Excerpts from a figure dataset:
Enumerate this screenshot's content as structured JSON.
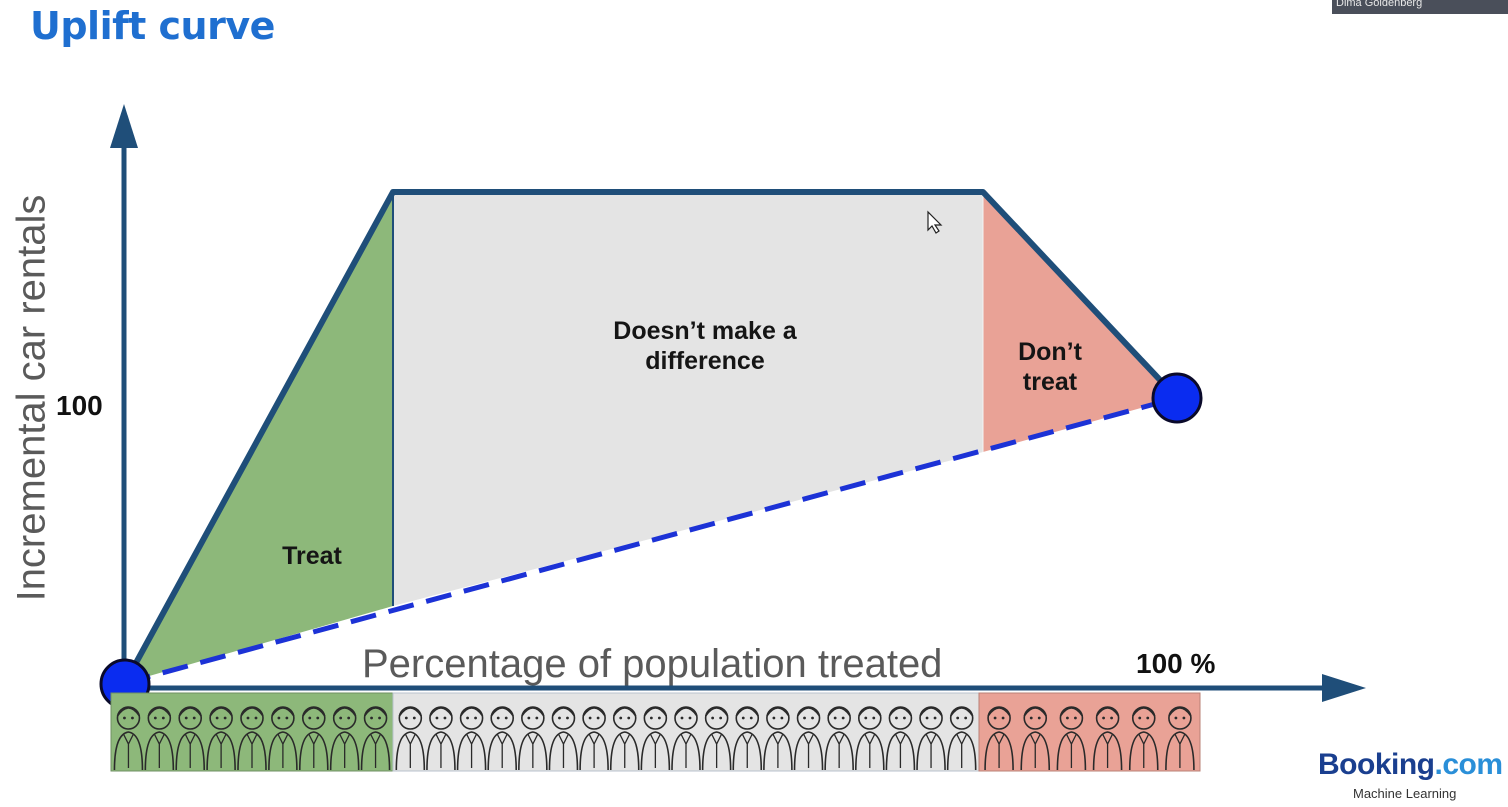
{
  "slide": {
    "title": "Uplift curve"
  },
  "axes": {
    "y_label": "Incremental car rentals",
    "x_label": "Percentage of population treated",
    "y_tick": "100",
    "x_tick": "100 %"
  },
  "regions": {
    "treat": "Treat",
    "no_difference": "Doesn’t make a difference",
    "dont_treat": "Don’t treat"
  },
  "colors": {
    "title": "#1f6fd0",
    "axis": "#1f4e79",
    "treat_fill": "#8db87a",
    "no_difference_fill": "#e4e4e4",
    "dont_treat_fill": "#e9a296",
    "random_line": "#1c32d6",
    "endpoint": "#0a2cf0"
  },
  "population_strip": {
    "icon": "person-icon",
    "segments": [
      {
        "group": "treat",
        "count": 9
      },
      {
        "group": "no_difference",
        "count": 19
      },
      {
        "group": "dont_treat",
        "count": 6
      }
    ]
  },
  "webcam": {
    "name": "Dima Goldenberg"
  },
  "branding": {
    "logo_main": "Booking",
    "logo_suffix": ".com",
    "subtitle": "Machine Learning"
  }
}
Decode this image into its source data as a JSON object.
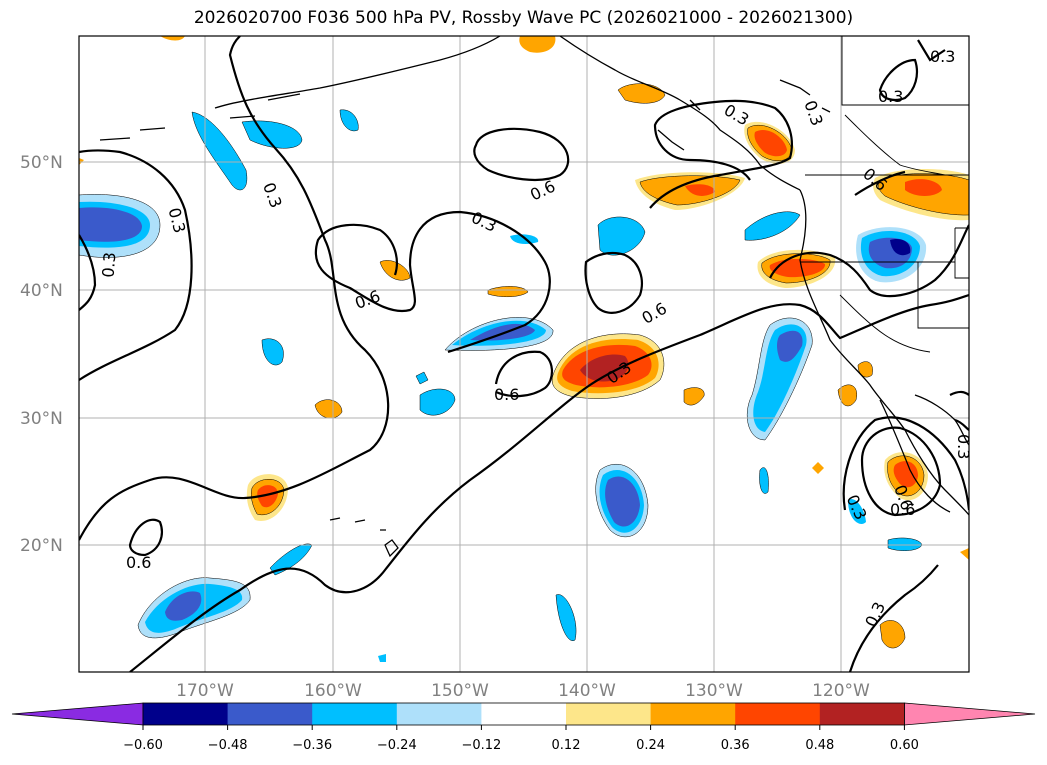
{
  "title": "2026020700 F036 500 hPa PV, Rossby Wave PC (2026021000 - 2026021300)",
  "lat_labels": [
    "50°N",
    "40°N",
    "30°N",
    "20°N"
  ],
  "lon_labels": [
    "170°W",
    "160°W",
    "150°W",
    "140°W",
    "130°W",
    "120°W"
  ],
  "contour_labels": [
    "0.3",
    "0.3",
    "0.3",
    "0.3",
    "0.3",
    "0.3",
    "0.3",
    "0.3",
    "0.3",
    "0.6",
    "0.6",
    "0.6",
    "0.6",
    "0.6",
    "0.6",
    "0.6",
    "0.6",
    "0.3",
    "0.3",
    "0.3"
  ],
  "colorbar": {
    "ticks": [
      "−0.60",
      "−0.48",
      "−0.36",
      "−0.24",
      "−0.12",
      "0.12",
      "0.24",
      "0.36",
      "0.48",
      "0.60"
    ],
    "colors": [
      "#8a2be2",
      "#00008b",
      "#3a5acb",
      "#00bfff",
      "#aee0fa",
      "#ffffff",
      "#fde68a",
      "#ffa500",
      "#ff4500",
      "#b22222",
      "#ff85b0"
    ]
  }
}
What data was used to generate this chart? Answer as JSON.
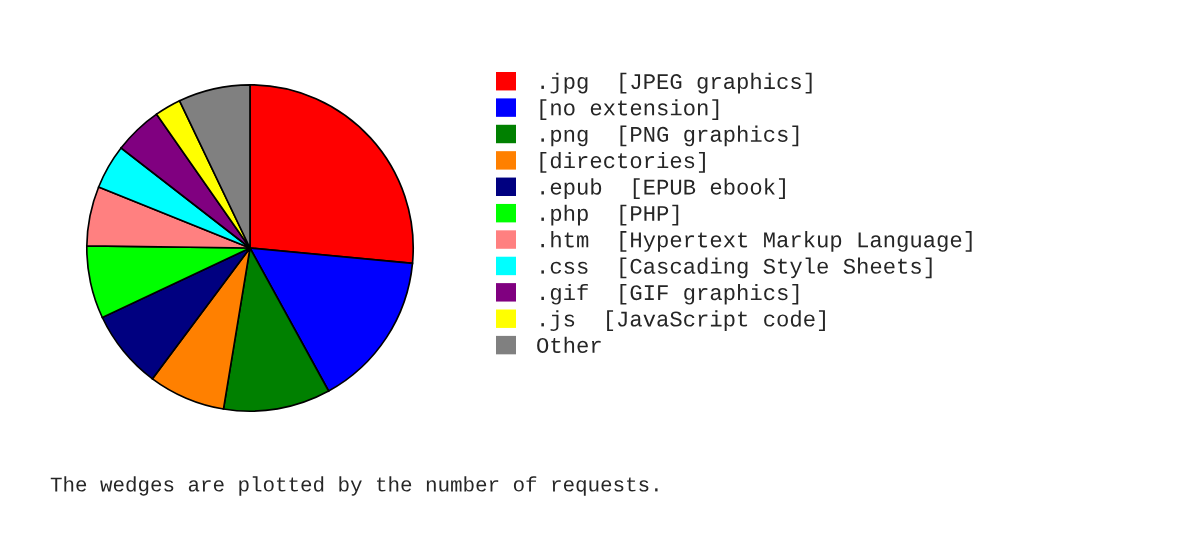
{
  "chart_data": {
    "type": "pie",
    "categories": [
      ".jpg  [JPEG graphics]",
      "[no extension]",
      ".png  [PNG graphics]",
      "[directories]",
      ".epub  [EPUB ebook]",
      ".php  [PHP]",
      ".htm  [Hypertext Markup Language]",
      ".css  [Cascading Style Sheets]",
      ".gif  [GIF graphics]",
      ".js  [JavaScript code]",
      "Other"
    ],
    "values": [
      26.5,
      15.5,
      10.6,
      7.6,
      7.8,
      7.2,
      5.9,
      4.4,
      4.8,
      2.6,
      7.1
    ],
    "colors": [
      "#ff0000",
      "#0000ff",
      "#008000",
      "#ff8000",
      "#000080",
      "#00ff00",
      "#ff8080",
      "#00ffff",
      "#800080",
      "#ffff00",
      "#808080"
    ],
    "legend": "right",
    "annotations": [
      "The wedges are plotted by the number of requests."
    ]
  }
}
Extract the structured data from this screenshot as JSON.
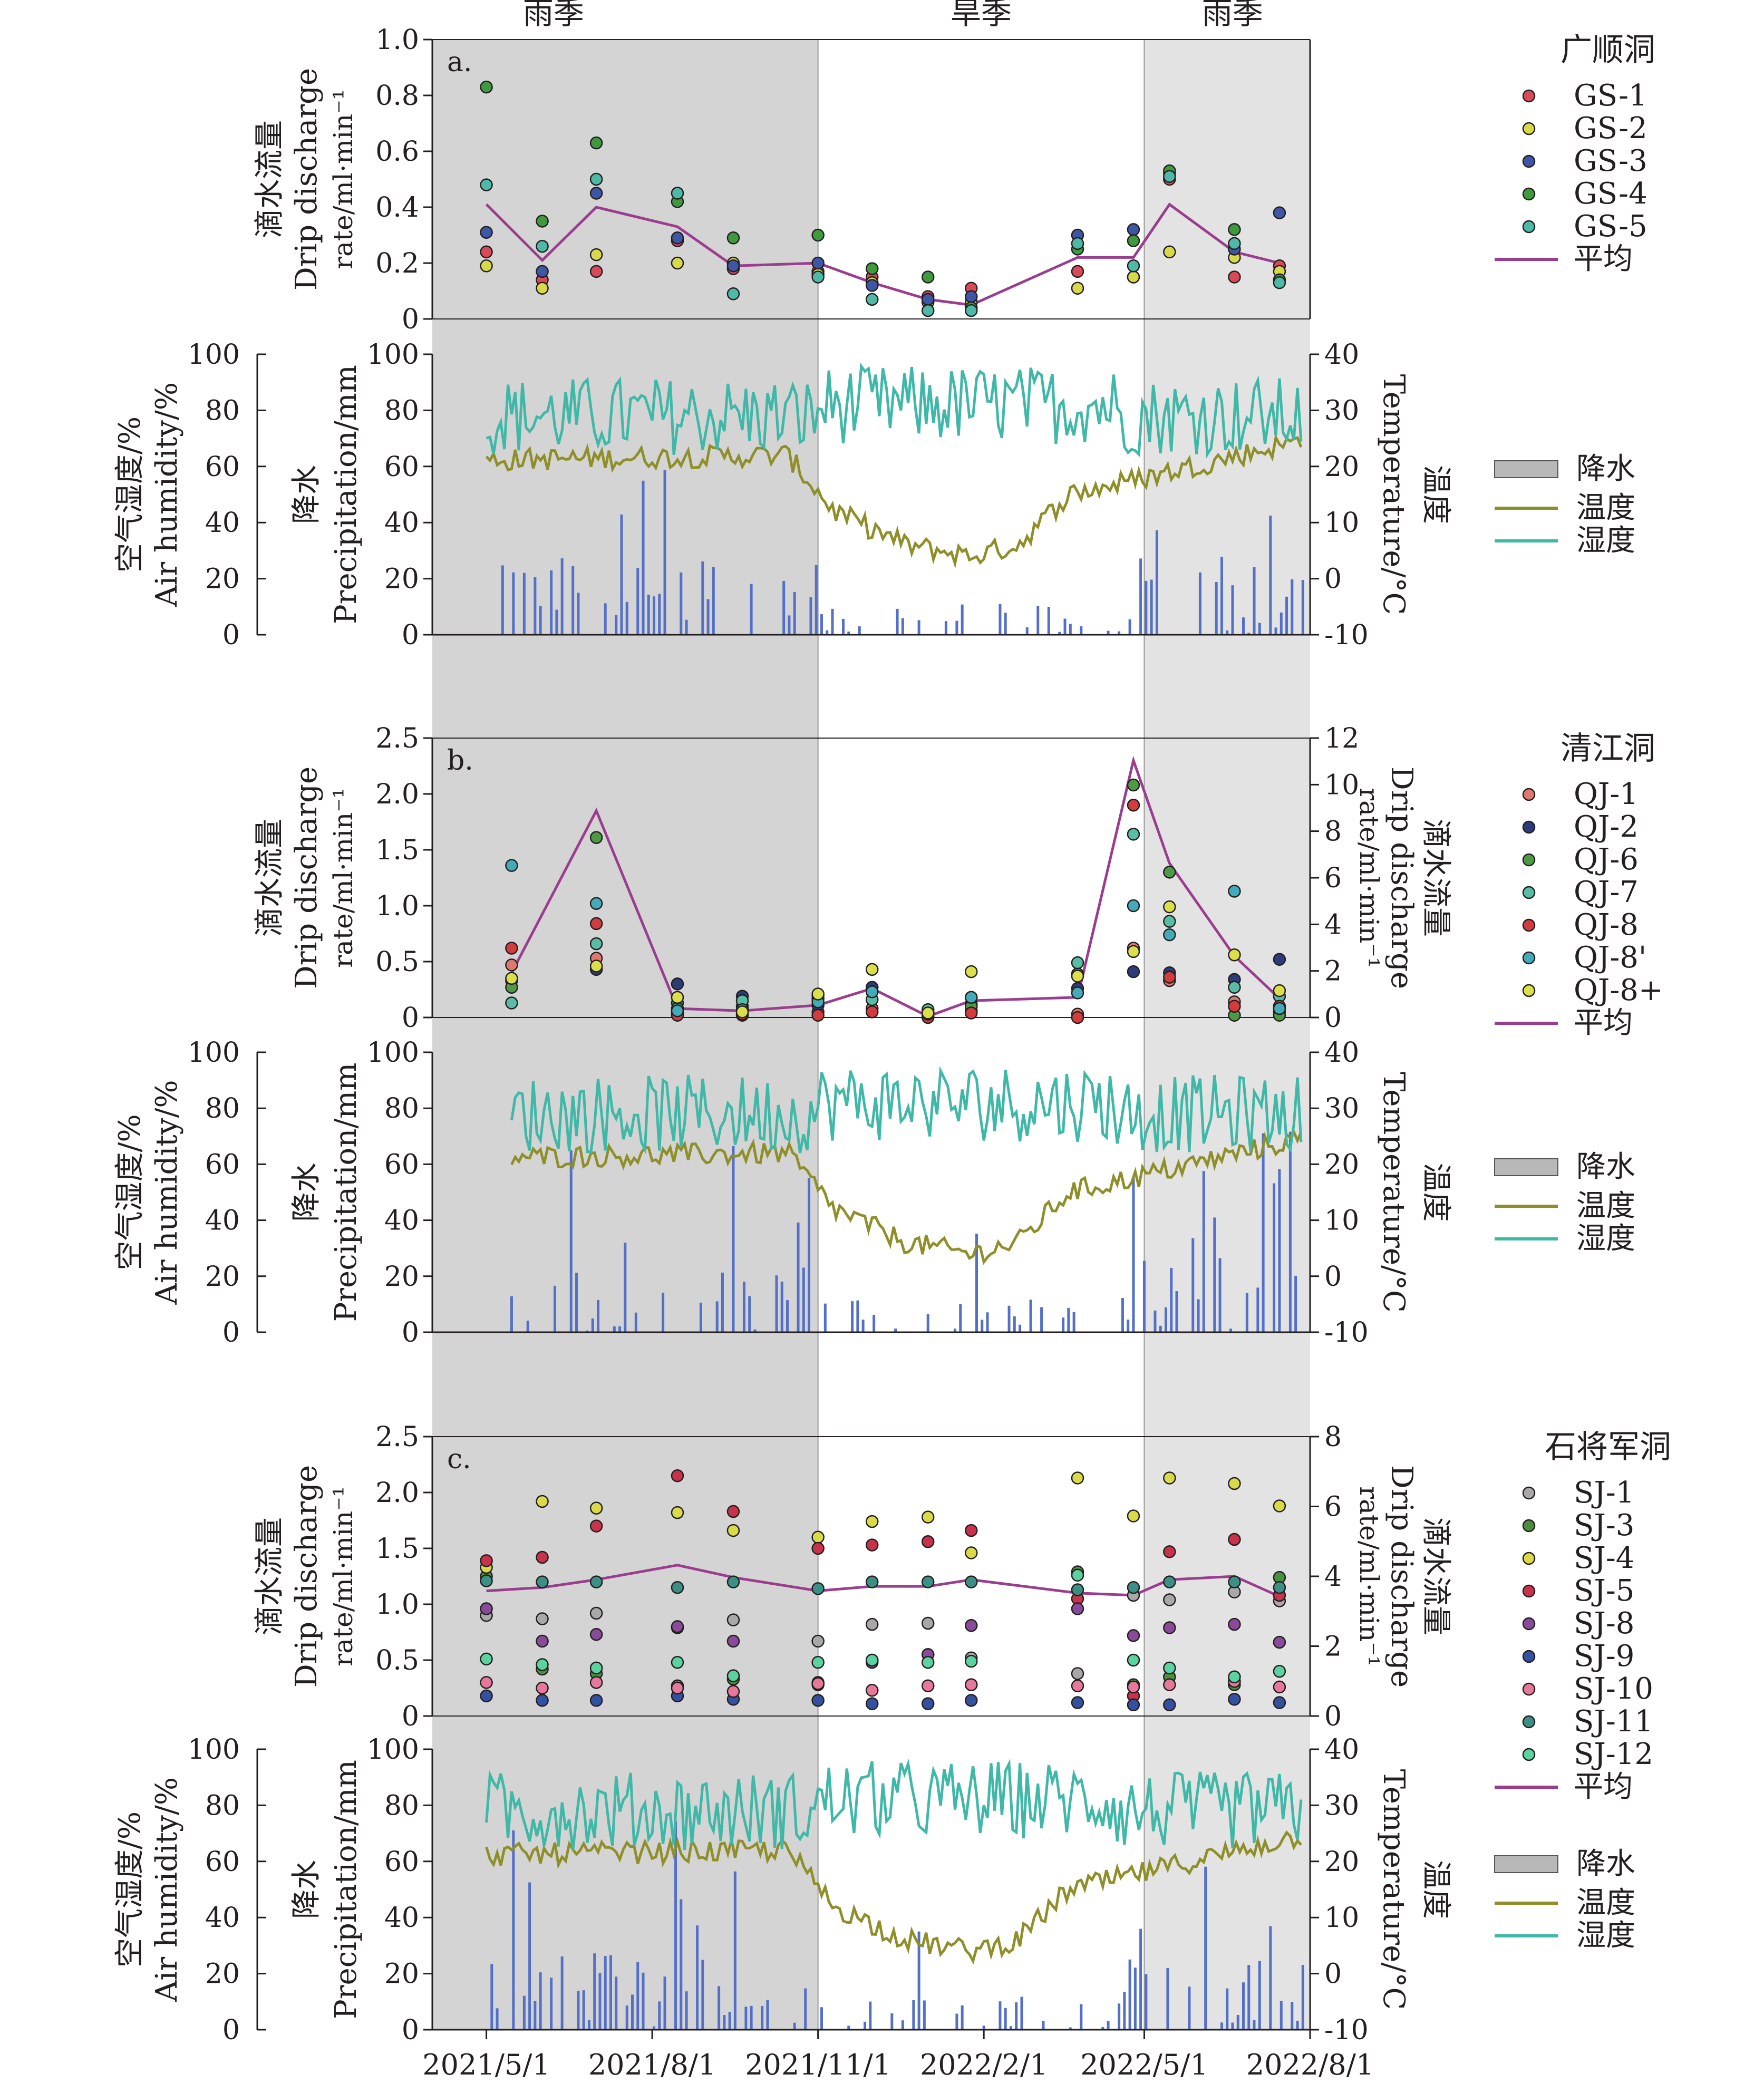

#### Request:
List each line of the records that holds the string "structured".

#### Result of this task:
Enumerate this screenshot's content as structured JSON.
Extract the structured data from this screenshot as JSON.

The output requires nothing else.